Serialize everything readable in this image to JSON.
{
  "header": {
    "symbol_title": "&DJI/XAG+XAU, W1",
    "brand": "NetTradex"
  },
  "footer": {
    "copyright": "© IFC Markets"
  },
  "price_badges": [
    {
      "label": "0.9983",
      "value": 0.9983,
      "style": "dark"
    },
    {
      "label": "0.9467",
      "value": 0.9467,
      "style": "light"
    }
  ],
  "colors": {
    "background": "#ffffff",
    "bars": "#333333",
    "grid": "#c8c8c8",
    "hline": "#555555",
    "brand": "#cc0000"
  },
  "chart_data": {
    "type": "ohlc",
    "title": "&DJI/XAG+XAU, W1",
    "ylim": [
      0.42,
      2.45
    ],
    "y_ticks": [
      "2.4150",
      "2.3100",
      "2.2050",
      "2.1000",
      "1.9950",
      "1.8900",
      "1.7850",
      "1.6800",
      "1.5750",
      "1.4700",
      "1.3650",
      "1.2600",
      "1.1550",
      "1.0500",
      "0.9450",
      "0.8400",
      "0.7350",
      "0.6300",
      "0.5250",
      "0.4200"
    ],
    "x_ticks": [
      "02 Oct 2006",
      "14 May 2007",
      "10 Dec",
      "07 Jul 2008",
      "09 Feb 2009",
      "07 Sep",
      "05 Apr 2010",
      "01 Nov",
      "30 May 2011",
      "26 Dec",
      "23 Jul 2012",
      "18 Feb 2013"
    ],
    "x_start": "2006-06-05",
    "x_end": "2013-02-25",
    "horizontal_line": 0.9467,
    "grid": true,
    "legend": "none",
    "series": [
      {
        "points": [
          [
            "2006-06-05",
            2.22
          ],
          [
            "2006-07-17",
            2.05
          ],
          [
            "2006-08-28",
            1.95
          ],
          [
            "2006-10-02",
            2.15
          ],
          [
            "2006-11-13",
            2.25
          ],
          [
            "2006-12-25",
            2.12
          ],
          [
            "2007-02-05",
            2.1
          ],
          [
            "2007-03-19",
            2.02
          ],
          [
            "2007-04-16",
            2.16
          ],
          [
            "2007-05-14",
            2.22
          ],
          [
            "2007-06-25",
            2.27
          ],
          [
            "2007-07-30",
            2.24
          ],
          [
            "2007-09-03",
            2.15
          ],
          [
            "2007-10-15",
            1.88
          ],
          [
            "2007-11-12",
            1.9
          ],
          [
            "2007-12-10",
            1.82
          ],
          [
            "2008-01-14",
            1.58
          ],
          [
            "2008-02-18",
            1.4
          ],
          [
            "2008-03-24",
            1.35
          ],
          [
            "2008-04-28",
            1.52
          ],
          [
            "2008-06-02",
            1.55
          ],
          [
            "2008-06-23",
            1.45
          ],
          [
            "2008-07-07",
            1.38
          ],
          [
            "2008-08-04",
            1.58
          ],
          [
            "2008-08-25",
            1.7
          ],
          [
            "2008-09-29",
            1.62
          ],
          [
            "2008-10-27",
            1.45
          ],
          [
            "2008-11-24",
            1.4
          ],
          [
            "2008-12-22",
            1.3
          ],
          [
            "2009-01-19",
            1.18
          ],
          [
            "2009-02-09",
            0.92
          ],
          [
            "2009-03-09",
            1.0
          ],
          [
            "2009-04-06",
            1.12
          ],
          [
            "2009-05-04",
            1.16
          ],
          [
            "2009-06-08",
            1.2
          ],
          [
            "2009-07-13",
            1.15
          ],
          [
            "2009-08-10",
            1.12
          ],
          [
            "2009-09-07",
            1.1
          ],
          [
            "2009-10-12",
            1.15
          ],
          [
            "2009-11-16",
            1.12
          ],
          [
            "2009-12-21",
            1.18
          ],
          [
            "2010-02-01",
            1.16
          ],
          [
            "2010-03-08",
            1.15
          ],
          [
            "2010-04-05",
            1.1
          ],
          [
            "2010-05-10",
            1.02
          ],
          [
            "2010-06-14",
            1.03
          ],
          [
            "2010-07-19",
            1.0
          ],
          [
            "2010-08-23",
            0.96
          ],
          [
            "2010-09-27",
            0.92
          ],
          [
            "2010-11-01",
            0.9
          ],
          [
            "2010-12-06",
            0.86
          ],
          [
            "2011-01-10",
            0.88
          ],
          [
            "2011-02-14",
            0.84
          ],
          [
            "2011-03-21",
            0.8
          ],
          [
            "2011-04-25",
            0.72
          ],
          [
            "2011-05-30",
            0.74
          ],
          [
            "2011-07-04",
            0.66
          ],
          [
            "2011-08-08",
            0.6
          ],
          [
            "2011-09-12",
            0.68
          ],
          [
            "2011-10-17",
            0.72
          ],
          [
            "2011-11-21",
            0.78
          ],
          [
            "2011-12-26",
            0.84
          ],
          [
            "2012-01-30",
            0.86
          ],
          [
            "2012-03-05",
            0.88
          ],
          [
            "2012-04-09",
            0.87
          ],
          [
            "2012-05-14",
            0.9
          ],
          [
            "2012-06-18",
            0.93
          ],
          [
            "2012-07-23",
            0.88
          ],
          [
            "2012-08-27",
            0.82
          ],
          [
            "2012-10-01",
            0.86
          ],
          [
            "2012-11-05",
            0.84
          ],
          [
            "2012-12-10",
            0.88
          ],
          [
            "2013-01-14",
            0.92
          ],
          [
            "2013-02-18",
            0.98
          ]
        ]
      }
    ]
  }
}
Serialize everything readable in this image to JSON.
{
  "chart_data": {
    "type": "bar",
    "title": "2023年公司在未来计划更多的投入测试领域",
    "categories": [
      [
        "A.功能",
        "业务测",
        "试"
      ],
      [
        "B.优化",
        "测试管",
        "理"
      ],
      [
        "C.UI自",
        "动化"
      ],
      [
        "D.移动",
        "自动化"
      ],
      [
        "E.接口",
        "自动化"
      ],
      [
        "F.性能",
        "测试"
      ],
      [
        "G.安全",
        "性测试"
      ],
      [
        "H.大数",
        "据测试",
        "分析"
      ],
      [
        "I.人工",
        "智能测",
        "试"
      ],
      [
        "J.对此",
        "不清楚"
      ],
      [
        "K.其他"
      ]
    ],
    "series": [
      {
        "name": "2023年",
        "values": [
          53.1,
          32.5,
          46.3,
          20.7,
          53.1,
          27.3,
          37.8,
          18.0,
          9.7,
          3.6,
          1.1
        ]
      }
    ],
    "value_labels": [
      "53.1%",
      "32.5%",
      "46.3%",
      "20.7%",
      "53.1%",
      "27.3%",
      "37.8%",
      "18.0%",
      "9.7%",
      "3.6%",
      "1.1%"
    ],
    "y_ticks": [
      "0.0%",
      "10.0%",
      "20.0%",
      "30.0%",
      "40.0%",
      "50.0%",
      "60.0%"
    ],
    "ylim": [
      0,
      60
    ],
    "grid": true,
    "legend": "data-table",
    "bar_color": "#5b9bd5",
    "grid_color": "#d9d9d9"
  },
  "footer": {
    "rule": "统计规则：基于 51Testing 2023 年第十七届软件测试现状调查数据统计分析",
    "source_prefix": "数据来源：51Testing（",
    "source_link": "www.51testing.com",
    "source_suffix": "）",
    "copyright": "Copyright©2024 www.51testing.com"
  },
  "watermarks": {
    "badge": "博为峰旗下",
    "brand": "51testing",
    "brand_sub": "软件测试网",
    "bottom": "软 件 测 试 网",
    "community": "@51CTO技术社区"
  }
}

---

Aim> Copy all data exactly, start to finish.

Result for this task>
Serialize everything readable in this image to JSON.
{
  "header": {
    "symbol_title": "&DJI/XAG+XAU, W1",
    "brand": "NetTradex"
  },
  "footer": {
    "copyright": "© IFC Markets"
  },
  "price_badges": [
    {
      "label": "0.9983",
      "value": 0.9983,
      "style": "dark"
    },
    {
      "label": "0.9467",
      "value": 0.9467,
      "style": "light"
    }
  ],
  "colors": {
    "background": "#ffffff",
    "bars": "#333333",
    "grid": "#c8c8c8",
    "hline": "#555555",
    "brand": "#cc0000"
  },
  "chart_data": {
    "type": "ohlc",
    "title": "&DJI/XAG+XAU, W1",
    "ylim": [
      0.42,
      2.45
    ],
    "y_ticks": [
      "2.4150",
      "2.3100",
      "2.2050",
      "2.1000",
      "1.9950",
      "1.8900",
      "1.7850",
      "1.6800",
      "1.5750",
      "1.4700",
      "1.3650",
      "1.2600",
      "1.1550",
      "1.0500",
      "0.9450",
      "0.8400",
      "0.7350",
      "0.6300",
      "0.5250",
      "0.4200"
    ],
    "x_ticks": [
      "02 Oct 2006",
      "14 May 2007",
      "10 Dec",
      "07 Jul 2008",
      "09 Feb 2009",
      "07 Sep",
      "05 Apr 2010",
      "01 Nov",
      "30 May 2011",
      "26 Dec",
      "23 Jul 2012",
      "18 Feb 2013"
    ],
    "x_start": "2006-06-05",
    "x_end": "2013-02-25",
    "horizontal_line": 0.9467,
    "grid": true,
    "legend": "none",
    "series": [
      {
        "points": [
          [
            "2006-06-05",
            2.22
          ],
          [
            "2006-07-17",
            2.05
          ],
          [
            "2006-08-28",
            1.95
          ],
          [
            "2006-10-02",
            2.15
          ],
          [
            "2006-11-13",
            2.25
          ],
          [
            "2006-12-25",
            2.12
          ],
          [
            "2007-02-05",
            2.1
          ],
          [
            "2007-03-19",
            2.02
          ],
          [
            "2007-04-16",
            2.16
          ],
          [
            "2007-05-14",
            2.22
          ],
          [
            "2007-06-25",
            2.27
          ],
          [
            "2007-07-30",
            2.24
          ],
          [
            "2007-09-03",
            2.15
          ],
          [
            "2007-10-15",
            1.88
          ],
          [
            "2007-11-12",
            1.9
          ],
          [
            "2007-12-10",
            1.82
          ],
          [
            "2008-01-14",
            1.58
          ],
          [
            "2008-02-18",
            1.4
          ],
          [
            "2008-03-24",
            1.35
          ],
          [
            "2008-04-28",
            1.52
          ],
          [
            "2008-06-02",
            1.55
          ],
          [
            "2008-06-23",
            1.45
          ],
          [
            "2008-07-07",
            1.38
          ],
          [
            "2008-08-04",
            1.58
          ],
          [
            "2008-08-25",
            1.7
          ],
          [
            "2008-09-29",
            1.62
          ],
          [
            "2008-10-27",
            1.45
          ],
          [
            "2008-11-24",
            1.4
          ],
          [
            "2008-12-22",
            1.3
          ],
          [
            "2009-01-19",
            1.18
          ],
          [
            "2009-02-09",
            0.92
          ],
          [
            "2009-03-09",
            1.0
          ],
          [
            "2009-04-06",
            1.12
          ],
          [
            "2009-05-04",
            1.16
          ],
          [
            "2009-06-08",
            1.2
          ],
          [
            "2009-07-13",
            1.15
          ],
          [
            "2009-08-10",
            1.12
          ],
          [
            "2009-09-07",
            1.1
          ],
          [
            "2009-10-12",
            1.15
          ],
          [
            "2009-11-16",
            1.12
          ],
          [
            "2009-12-21",
            1.18
          ],
          [
            "2010-02-01",
            1.16
          ],
          [
            "2010-03-08",
            1.15
          ],
          [
            "2010-04-05",
            1.1
          ],
          [
            "2010-05-10",
            1.02
          ],
          [
            "2010-06-14",
            1.03
          ],
          [
            "2010-07-19",
            1.0
          ],
          [
            "2010-08-23",
            0.96
          ],
          [
            "2010-09-27",
            0.92
          ],
          [
            "2010-11-01",
            0.9
          ],
          [
            "2010-12-06",
            0.86
          ],
          [
            "2011-01-10",
            0.88
          ],
          [
            "2011-02-14",
            0.84
          ],
          [
            "2011-03-21",
            0.8
          ],
          [
            "2011-04-25",
            0.72
          ],
          [
            "2011-05-30",
            0.74
          ],
          [
            "2011-07-04",
            0.66
          ],
          [
            "2011-08-08",
            0.6
          ],
          [
            "2011-09-12",
            0.68
          ],
          [
            "2011-10-17",
            0.72
          ],
          [
            "2011-11-21",
            0.78
          ],
          [
            "2011-12-26",
            0.84
          ],
          [
            "2012-01-30",
            0.86
          ],
          [
            "2012-03-05",
            0.88
          ],
          [
            "2012-04-09",
            0.87
          ],
          [
            "2012-05-14",
            0.9
          ],
          [
            "2012-06-18",
            0.93
          ],
          [
            "2012-07-23",
            0.88
          ],
          [
            "2012-08-27",
            0.82
          ],
          [
            "2012-10-01",
            0.86
          ],
          [
            "2012-11-05",
            0.84
          ],
          [
            "2012-12-10",
            0.88
          ],
          [
            "2013-01-14",
            0.92
          ],
          [
            "2013-02-18",
            0.98
          ]
        ]
      }
    ]
  }
}
Serialize everything readable in this image to JSON.
{
  "chart_data": {
    "type": "bar",
    "title": "2023年公司在未来计划更多的投入测试领域",
    "categories": [
      [
        "A.功能",
        "业务测",
        "试"
      ],
      [
        "B.优化",
        "测试管",
        "理"
      ],
      [
        "C.UI自",
        "动化"
      ],
      [
        "D.移动",
        "自动化"
      ],
      [
        "E.接口",
        "自动化"
      ],
      [
        "F.性能",
        "测试"
      ],
      [
        "G.安全",
        "性测试"
      ],
      [
        "H.大数",
        "据测试",
        "分析"
      ],
      [
        "I.人工",
        "智能测",
        "试"
      ],
      [
        "J.对此",
        "不清楚"
      ],
      [
        "K.其他"
      ]
    ],
    "series": [
      {
        "name": "2023年",
        "values": [
          53.1,
          32.5,
          46.3,
          20.7,
          53.1,
          27.3,
          37.8,
          18.0,
          9.7,
          3.6,
          1.1
        ]
      }
    ],
    "value_labels": [
      "53.1%",
      "32.5%",
      "46.3%",
      "20.7%",
      "53.1%",
      "27.3%",
      "37.8%",
      "18.0%",
      "9.7%",
      "3.6%",
      "1.1%"
    ],
    "y_ticks": [
      "0.0%",
      "10.0%",
      "20.0%",
      "30.0%",
      "40.0%",
      "50.0%",
      "60.0%"
    ],
    "ylim": [
      0,
      60
    ],
    "grid": true,
    "legend": "data-table",
    "bar_color": "#5b9bd5",
    "grid_color": "#d9d9d9"
  },
  "footer": {
    "rule": "统计规则：基于 51Testing 2023 年第十七届软件测试现状调查数据统计分析",
    "source_prefix": "数据来源：51Testing（",
    "source_link": "www.51testing.com",
    "source_suffix": "）",
    "copyright": "Copyright©2024 www.51testing.com"
  },
  "watermarks": {
    "badge": "博为峰旗下",
    "brand": "51testing",
    "brand_sub": "软件测试网",
    "bottom": "软 件 测 试 网",
    "community": "@51CTO技术社区"
  }
}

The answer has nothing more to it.